REQUIRED TASK: Write out all of the lines below, exactly and completely.

--- BEGIN INPUT DATA ---

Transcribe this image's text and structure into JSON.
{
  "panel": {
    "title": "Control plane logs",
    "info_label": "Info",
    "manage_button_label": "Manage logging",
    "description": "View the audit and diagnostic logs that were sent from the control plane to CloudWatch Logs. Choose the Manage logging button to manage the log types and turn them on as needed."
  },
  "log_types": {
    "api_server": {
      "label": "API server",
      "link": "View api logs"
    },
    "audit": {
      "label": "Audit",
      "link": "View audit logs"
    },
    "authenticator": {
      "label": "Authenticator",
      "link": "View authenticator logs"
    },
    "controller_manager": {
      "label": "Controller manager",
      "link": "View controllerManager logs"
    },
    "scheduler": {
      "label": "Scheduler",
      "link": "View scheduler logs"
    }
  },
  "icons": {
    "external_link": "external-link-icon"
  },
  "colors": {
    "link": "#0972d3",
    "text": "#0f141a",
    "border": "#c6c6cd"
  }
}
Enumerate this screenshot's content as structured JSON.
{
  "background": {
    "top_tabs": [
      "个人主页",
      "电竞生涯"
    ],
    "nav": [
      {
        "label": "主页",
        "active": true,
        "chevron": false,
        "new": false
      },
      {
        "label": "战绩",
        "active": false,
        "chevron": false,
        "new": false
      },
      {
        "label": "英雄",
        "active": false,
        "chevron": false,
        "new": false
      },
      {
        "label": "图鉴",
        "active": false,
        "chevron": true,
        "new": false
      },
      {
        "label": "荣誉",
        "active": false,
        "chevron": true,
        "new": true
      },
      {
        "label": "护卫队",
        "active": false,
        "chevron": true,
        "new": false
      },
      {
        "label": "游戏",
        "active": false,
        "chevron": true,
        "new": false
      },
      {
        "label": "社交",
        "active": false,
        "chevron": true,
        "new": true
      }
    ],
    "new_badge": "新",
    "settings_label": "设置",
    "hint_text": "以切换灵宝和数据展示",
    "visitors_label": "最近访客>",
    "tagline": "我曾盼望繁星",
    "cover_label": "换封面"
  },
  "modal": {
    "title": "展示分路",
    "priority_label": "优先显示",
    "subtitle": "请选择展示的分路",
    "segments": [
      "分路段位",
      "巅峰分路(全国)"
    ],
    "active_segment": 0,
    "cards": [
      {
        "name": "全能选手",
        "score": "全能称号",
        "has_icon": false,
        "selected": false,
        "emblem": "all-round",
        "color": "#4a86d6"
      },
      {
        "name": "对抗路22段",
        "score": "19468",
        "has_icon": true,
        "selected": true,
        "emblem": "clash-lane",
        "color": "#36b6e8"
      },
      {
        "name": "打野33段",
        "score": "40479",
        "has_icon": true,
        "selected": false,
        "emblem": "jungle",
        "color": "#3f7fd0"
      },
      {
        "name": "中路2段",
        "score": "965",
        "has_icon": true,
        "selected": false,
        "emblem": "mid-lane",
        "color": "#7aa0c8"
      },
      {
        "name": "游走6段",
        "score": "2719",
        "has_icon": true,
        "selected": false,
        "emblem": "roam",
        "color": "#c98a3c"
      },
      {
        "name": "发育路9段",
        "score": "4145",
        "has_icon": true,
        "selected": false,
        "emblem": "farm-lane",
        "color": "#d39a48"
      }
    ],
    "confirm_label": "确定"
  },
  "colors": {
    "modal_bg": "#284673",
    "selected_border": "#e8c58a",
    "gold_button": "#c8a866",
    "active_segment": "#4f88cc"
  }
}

--- END INPUT DATA ---

WRITTEN RESPONSE:
Transcribe this image's text and structure into JSON.
{
  "panel": {
    "title": "Control plane logs",
    "info_label": "Info",
    "manage_button_label": "Manage logging",
    "description": "View the audit and diagnostic logs that were sent from the control plane to CloudWatch Logs. Choose the Manage logging button to manage the log types and turn them on as needed."
  },
  "log_types": {
    "api_server": {
      "label": "API server",
      "link": "View api logs"
    },
    "audit": {
      "label": "Audit",
      "link": "View audit logs"
    },
    "authenticator": {
      "label": "Authenticator",
      "link": "View authenticator logs"
    },
    "controller_manager": {
      "label": "Controller manager",
      "link": "View controllerManager logs"
    },
    "scheduler": {
      "label": "Scheduler",
      "link": "View scheduler logs"
    }
  },
  "icons": {
    "external_link": "external-link-icon"
  },
  "colors": {
    "link": "#0972d3",
    "text": "#0f141a",
    "border": "#c6c6cd"
  }
}
Enumerate this screenshot's content as structured JSON.
{
  "background": {
    "top_tabs": [
      "个人主页",
      "电竞生涯"
    ],
    "nav": [
      {
        "label": "主页",
        "active": true,
        "chevron": false,
        "new": false
      },
      {
        "label": "战绩",
        "active": false,
        "chevron": false,
        "new": false
      },
      {
        "label": "英雄",
        "active": false,
        "chevron": false,
        "new": false
      },
      {
        "label": "图鉴",
        "active": false,
        "chevron": true,
        "new": false
      },
      {
        "label": "荣誉",
        "active": false,
        "chevron": true,
        "new": true
      },
      {
        "label": "护卫队",
        "active": false,
        "chevron": true,
        "new": false
      },
      {
        "label": "游戏",
        "active": false,
        "chevron": true,
        "new": false
      },
      {
        "label": "社交",
        "active": false,
        "chevron": true,
        "new": true
      }
    ],
    "new_badge": "新",
    "settings_label": "设置",
    "hint_text": "以切换灵宝和数据展示",
    "visitors_label": "最近访客>",
    "tagline": "我曾盼望繁星",
    "cover_label": "换封面"
  },
  "modal": {
    "title": "展示分路",
    "priority_label": "优先显示",
    "subtitle": "请选择展示的分路",
    "segments": [
      "分路段位",
      "巅峰分路(全国)"
    ],
    "active_segment": 0,
    "cards": [
      {
        "name": "全能选手",
        "score": "全能称号",
        "has_icon": false,
        "selected": false,
        "emblem": "all-round",
        "color": "#4a86d6"
      },
      {
        "name": "对抗路22段",
        "score": "19468",
        "has_icon": true,
        "selected": true,
        "emblem": "clash-lane",
        "color": "#36b6e8"
      },
      {
        "name": "打野33段",
        "score": "40479",
        "has_icon": true,
        "selected": false,
        "emblem": "jungle",
        "color": "#3f7fd0"
      },
      {
        "name": "中路2段",
        "score": "965",
        "has_icon": true,
        "selected": false,
        "emblem": "mid-lane",
        "color": "#7aa0c8"
      },
      {
        "name": "游走6段",
        "score": "2719",
        "has_icon": true,
        "selected": false,
        "emblem": "roam",
        "color": "#c98a3c"
      },
      {
        "name": "发育路9段",
        "score": "4145",
        "has_icon": true,
        "selected": false,
        "emblem": "farm-lane",
        "color": "#d39a48"
      }
    ],
    "confirm_label": "确定"
  },
  "colors": {
    "modal_bg": "#284673",
    "selected_border": "#e8c58a",
    "gold_button": "#c8a866",
    "active_segment": "#4f88cc"
  }
}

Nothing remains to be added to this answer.